DIRECTIONS FOR THIS TASK
Extract the lines that hold the string "alicuius".

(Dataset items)
▶

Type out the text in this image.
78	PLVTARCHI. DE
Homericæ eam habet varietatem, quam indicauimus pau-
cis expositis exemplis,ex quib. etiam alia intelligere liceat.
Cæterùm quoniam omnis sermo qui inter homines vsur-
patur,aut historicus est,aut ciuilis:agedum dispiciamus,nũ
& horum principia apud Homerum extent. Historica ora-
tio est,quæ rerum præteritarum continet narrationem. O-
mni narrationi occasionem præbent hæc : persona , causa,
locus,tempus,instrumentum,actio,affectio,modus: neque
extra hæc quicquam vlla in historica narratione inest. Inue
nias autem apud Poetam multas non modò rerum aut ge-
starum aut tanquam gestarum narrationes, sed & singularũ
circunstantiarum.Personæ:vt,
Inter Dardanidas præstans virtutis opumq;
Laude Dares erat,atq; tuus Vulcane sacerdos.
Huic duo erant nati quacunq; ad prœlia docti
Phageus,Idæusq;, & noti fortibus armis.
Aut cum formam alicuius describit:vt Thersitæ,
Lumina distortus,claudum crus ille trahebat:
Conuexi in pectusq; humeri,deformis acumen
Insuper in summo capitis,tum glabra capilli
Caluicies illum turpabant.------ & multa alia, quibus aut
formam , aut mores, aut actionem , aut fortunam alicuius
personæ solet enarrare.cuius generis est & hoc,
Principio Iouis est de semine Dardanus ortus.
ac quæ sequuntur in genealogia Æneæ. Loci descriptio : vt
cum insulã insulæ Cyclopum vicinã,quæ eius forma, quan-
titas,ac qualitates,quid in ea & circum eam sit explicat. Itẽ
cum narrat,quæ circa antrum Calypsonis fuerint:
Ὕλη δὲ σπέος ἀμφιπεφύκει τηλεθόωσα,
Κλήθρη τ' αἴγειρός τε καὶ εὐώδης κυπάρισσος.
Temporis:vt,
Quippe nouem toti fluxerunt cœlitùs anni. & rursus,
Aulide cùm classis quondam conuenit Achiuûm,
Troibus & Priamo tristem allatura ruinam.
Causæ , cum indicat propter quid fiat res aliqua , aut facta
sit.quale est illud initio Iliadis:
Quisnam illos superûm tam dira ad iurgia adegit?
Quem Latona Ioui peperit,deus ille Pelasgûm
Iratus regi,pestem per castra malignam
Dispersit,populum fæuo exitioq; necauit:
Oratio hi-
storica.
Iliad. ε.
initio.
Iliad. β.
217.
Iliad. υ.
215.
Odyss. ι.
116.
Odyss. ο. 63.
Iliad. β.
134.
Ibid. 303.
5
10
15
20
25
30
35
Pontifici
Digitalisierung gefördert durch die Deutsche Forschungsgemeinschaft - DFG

◀

COMPLETE RESPONSE
Aut cum formam alicuius describit:vt Thersitæ,
formam , aut mores, aut actionem , aut fortunam alicuius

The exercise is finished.